▼

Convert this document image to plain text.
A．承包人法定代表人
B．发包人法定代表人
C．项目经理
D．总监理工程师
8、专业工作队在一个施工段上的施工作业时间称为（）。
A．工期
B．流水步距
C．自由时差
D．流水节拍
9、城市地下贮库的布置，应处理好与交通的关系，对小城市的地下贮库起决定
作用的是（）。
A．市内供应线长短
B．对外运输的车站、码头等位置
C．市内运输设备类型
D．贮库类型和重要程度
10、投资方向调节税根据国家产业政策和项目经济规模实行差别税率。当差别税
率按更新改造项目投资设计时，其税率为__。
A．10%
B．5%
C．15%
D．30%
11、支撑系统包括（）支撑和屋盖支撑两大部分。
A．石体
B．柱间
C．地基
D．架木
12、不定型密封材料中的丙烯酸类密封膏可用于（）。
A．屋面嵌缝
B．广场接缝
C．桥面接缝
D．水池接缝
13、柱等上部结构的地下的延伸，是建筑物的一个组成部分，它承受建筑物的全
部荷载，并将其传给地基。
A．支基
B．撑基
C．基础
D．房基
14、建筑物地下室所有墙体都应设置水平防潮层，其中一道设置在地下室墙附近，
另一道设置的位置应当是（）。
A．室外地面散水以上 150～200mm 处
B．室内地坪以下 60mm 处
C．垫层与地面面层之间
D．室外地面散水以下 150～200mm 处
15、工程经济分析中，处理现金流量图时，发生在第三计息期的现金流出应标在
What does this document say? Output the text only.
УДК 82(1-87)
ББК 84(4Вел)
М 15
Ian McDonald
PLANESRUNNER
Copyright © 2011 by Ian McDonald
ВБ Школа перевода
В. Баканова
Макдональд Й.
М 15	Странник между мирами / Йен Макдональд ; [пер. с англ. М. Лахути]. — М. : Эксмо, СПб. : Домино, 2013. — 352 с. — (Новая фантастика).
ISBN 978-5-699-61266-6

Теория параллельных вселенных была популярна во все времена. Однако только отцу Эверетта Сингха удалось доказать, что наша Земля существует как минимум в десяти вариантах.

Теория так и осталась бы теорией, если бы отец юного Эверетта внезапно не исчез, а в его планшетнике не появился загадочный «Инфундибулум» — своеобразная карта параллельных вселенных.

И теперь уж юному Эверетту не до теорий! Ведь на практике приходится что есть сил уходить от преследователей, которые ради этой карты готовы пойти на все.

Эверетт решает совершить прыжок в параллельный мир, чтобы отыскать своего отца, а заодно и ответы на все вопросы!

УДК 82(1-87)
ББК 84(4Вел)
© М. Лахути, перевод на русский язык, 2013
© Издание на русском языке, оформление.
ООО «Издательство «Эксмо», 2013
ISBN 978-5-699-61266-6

▲

Aim: Copy the material above verbatim.

Written solution:
Convert this document image to plain text.
A．承包人法定代表人
B．发包人法定代表人
C．项目经理
D．总监理工程师
8、专业工作队在一个施工段上的施工作业时间称为（）。
A．工期
B．流水步距
C．自由时差
D．流水节拍
9、城市地下贮库的布置，应处理好与交通的关系，对小城市的地下贮库起决定
作用的是（）。
A．市内供应线长短
B．对外运输的车站、码头等位置
C．市内运输设备类型
D．贮库类型和重要程度
10、投资方向调节税根据国家产业政策和项目经济规模实行差别税率。当差别税
率按更新改造项目投资设计时，其税率为__。
A．10%
B．5%
C．15%
D．30%
11、支撑系统包括（）支撑和屋盖支撑两大部分。
A．石体
B．柱间
C．地基
D．架木
12、不定型密封材料中的丙烯酸类密封膏可用于（）。
A．屋面嵌缝
B．广场接缝
C．桥面接缝
D．水池接缝
13、柱等上部结构的地下的延伸，是建筑物的一个组成部分，它承受建筑物的全
部荷载，并将其传给地基。
A．支基
B．撑基
C．基础
D．房基
14、建筑物地下室所有墙体都应设置水平防潮层，其中一道设置在地下室墙附近，
另一道设置的位置应当是（）。
A．室外地面散水以上 150～200mm 处
B．室内地坪以下 60mm 处
C．垫层与地面面层之间
D．室外地面散水以下 150～200mm 处
15、工程经济分析中，处理现金流量图时，发生在第三计息期的现金流出应标在
What does this document say? Output the text only.
УДК 82(1-87)
ББК 84(4Вел)
М 15
Ian McDonald
PLANESRUNNER
Copyright © 2011 by Ian McDonald
ВБ Школа перевода
В. Баканова
Макдональд Й.
М 15	Странник между мирами / Йен Макдональд ; [пер. с англ. М. Лахути]. — М. : Эксмо, СПб. : Домино, 2013. — 352 с. — (Новая фантастика).
ISBN 978-5-699-61266-6

Теория параллельных вселенных была популярна во все времена. Однако только отцу Эверетта Сингха удалось доказать, что наша Земля существует как минимум в десяти вариантах.

Теория так и осталась бы теорией, если бы отец юного Эверетта внезапно не исчез, а в его планшетнике не появился загадочный «Инфундибулум» — своеобразная карта параллельных вселенных.

И теперь уж юному Эверетту не до теорий! Ведь на практике приходится что есть сил уходить от преследователей, которые ради этой карты готовы пойти на все.

Эверетт решает совершить прыжок в параллельный мир, чтобы отыскать своего отца, а заодно и ответы на все вопросы!

УДК 82(1-87)
ББК 84(4Вел)
© М. Лахути, перевод на русский язык, 2013
© Издание на русском языке, оформление.
ООО «Издательство «Эксмо», 2013
ISBN 978-5-699-61266-6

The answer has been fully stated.